[WHAT NEEDS TO BE DONE]
In the listing below, locate the lines bearing the word "haben". Copy every one of them.

Stored records:
BEGIN

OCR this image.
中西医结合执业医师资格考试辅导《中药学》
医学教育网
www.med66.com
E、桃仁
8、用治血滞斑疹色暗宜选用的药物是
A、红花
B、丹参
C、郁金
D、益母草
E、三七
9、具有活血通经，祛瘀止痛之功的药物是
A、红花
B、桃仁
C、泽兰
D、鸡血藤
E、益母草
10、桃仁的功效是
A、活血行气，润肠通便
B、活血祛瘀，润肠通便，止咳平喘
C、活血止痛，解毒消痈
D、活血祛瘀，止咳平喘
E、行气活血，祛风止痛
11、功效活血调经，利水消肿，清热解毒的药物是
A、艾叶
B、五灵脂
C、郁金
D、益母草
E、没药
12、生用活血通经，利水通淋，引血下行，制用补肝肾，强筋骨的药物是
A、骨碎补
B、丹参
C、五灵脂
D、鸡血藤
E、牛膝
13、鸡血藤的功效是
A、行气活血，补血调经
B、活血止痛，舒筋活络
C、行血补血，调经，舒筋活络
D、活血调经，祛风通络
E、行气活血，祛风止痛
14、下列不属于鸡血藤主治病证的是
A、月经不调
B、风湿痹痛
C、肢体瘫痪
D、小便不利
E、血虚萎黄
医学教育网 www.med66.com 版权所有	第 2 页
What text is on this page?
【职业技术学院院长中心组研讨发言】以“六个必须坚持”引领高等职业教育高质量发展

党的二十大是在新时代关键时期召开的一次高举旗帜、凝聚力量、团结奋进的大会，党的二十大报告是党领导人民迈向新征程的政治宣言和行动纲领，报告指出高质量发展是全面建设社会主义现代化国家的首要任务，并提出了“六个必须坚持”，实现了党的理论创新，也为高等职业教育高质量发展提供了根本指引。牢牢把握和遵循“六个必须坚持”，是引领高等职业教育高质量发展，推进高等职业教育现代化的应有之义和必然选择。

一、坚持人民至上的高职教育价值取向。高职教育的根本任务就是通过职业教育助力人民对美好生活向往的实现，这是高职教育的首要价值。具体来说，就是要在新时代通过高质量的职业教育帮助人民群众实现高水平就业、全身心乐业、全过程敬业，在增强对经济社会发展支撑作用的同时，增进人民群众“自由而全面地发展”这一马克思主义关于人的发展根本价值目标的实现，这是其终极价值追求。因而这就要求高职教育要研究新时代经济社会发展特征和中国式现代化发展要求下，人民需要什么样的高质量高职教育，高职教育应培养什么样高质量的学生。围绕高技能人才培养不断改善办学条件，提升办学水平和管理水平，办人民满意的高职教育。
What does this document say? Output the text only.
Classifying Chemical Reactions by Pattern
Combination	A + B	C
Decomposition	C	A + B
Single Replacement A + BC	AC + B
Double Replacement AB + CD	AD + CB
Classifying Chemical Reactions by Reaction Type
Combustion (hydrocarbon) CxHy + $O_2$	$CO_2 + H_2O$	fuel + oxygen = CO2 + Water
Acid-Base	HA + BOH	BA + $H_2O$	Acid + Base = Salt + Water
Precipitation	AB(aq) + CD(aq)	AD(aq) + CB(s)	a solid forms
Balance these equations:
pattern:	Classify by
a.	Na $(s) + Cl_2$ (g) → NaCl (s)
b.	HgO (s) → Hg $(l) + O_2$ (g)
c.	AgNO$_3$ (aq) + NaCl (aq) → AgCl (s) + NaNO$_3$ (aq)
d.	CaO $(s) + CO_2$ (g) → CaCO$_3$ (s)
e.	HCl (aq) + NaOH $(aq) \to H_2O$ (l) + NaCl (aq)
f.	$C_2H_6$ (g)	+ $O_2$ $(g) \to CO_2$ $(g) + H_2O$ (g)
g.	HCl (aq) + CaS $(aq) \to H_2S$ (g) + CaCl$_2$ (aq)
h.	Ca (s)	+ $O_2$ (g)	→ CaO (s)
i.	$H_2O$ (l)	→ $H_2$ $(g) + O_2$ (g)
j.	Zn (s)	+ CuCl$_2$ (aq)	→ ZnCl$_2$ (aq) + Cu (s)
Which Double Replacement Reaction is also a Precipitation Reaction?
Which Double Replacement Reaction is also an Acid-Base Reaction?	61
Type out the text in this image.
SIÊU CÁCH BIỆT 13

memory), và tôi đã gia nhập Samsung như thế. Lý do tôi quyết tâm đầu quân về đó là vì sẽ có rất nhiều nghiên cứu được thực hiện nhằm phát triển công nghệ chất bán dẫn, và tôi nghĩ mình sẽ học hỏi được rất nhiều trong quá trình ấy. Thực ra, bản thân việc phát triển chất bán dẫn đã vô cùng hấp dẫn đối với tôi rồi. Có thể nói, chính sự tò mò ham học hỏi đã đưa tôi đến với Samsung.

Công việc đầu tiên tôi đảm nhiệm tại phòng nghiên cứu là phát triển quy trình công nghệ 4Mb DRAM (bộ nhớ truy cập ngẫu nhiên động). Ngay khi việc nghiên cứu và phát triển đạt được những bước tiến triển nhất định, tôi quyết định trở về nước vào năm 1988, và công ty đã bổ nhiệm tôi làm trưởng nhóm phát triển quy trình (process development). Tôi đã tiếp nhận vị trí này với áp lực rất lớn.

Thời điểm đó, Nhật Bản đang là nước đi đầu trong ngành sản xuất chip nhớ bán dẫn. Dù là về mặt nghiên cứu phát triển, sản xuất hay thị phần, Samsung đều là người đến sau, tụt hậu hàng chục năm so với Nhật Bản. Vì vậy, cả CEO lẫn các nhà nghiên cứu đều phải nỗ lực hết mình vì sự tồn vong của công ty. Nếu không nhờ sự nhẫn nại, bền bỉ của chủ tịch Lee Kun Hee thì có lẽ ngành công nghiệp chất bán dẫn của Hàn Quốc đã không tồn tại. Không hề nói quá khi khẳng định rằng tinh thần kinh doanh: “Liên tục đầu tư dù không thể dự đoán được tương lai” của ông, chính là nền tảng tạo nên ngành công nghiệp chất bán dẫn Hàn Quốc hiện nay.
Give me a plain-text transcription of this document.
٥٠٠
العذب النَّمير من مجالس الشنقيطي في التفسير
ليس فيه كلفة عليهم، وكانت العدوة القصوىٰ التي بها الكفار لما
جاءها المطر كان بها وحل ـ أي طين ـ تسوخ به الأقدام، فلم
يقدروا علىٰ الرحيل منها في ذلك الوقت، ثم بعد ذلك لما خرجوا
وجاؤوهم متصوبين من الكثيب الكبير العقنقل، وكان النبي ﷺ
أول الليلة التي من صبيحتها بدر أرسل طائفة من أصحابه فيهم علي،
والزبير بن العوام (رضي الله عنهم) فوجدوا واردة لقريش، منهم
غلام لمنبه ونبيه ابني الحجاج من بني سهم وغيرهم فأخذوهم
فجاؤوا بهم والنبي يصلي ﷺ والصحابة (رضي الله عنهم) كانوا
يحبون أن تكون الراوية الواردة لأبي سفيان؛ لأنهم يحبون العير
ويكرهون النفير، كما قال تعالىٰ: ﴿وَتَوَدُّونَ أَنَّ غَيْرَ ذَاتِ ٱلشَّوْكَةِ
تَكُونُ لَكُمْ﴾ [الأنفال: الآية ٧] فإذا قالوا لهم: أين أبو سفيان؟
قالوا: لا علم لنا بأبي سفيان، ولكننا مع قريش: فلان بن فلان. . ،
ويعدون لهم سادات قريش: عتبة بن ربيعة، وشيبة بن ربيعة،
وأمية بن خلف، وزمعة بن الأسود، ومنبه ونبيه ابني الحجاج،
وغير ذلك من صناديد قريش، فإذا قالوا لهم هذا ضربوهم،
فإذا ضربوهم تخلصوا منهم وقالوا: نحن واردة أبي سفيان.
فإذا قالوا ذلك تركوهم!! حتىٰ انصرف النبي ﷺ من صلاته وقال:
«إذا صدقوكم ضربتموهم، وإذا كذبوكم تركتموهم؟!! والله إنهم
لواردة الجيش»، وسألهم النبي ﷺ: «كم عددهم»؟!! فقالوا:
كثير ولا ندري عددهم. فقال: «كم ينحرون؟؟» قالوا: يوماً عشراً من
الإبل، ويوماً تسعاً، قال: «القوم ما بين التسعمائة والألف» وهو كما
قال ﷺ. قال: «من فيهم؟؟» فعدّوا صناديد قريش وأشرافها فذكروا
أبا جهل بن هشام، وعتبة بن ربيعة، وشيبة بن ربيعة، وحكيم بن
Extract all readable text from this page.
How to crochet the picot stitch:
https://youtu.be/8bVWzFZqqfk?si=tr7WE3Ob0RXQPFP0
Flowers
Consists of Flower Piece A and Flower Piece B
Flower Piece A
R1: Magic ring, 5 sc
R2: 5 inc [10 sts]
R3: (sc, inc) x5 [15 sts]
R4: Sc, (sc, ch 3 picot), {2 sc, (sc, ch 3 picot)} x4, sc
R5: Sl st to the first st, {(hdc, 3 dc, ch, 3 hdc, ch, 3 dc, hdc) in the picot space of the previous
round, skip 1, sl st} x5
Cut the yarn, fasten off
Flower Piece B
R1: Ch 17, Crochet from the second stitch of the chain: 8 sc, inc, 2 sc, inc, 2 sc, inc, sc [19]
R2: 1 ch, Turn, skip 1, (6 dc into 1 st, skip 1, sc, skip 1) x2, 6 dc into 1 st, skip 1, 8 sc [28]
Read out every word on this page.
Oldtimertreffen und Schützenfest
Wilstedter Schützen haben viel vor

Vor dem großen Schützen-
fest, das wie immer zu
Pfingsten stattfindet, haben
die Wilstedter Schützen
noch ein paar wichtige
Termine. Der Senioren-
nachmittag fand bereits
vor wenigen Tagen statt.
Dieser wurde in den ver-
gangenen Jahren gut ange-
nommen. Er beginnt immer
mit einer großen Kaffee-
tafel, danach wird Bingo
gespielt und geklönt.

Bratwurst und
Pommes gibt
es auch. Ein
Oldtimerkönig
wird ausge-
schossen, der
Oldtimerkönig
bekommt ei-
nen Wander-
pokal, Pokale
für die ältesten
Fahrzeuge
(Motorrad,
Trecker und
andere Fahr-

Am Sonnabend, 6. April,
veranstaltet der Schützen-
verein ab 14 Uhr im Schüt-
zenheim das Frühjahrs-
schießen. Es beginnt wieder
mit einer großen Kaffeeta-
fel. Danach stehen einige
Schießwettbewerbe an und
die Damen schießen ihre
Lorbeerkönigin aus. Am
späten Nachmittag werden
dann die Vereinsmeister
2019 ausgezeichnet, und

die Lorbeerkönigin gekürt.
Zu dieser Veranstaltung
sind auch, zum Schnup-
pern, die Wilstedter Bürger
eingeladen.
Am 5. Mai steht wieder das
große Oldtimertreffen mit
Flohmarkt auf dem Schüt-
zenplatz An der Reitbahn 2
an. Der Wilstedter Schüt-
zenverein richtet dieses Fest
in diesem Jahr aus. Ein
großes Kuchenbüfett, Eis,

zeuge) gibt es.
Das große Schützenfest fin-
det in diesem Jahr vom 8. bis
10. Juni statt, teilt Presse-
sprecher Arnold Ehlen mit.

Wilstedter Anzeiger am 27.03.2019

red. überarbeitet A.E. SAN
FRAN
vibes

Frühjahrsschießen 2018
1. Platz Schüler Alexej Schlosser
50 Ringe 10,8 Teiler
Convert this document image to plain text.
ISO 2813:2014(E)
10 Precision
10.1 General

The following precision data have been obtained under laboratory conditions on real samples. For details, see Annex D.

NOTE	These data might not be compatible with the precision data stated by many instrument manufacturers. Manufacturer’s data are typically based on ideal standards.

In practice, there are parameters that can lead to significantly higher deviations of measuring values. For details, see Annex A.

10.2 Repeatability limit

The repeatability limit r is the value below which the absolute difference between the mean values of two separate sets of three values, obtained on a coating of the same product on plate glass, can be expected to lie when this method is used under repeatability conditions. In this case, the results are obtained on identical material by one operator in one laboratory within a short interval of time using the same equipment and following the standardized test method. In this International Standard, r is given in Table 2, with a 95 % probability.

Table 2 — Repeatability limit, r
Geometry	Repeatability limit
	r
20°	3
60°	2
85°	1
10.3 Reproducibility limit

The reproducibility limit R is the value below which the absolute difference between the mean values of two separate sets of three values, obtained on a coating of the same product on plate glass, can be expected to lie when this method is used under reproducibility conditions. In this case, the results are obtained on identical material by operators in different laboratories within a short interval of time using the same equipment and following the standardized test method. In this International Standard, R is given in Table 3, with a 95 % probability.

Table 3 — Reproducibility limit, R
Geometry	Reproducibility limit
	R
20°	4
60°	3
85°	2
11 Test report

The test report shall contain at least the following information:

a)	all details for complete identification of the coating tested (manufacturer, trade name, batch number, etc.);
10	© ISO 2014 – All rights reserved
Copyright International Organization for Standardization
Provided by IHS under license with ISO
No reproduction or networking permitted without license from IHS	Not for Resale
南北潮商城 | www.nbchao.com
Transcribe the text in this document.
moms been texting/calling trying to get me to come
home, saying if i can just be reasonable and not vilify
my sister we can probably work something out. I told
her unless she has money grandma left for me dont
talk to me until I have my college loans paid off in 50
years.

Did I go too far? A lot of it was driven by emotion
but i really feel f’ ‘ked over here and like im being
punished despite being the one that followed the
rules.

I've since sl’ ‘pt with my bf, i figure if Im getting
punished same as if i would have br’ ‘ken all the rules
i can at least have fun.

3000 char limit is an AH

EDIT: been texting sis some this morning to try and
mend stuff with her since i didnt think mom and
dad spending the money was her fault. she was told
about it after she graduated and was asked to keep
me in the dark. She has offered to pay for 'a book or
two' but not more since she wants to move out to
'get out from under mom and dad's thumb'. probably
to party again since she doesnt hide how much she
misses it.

END

[WRITTEN SOLUTION]
Wilstedter Schützen haben viel vor
Pfingsten stattfindet, haben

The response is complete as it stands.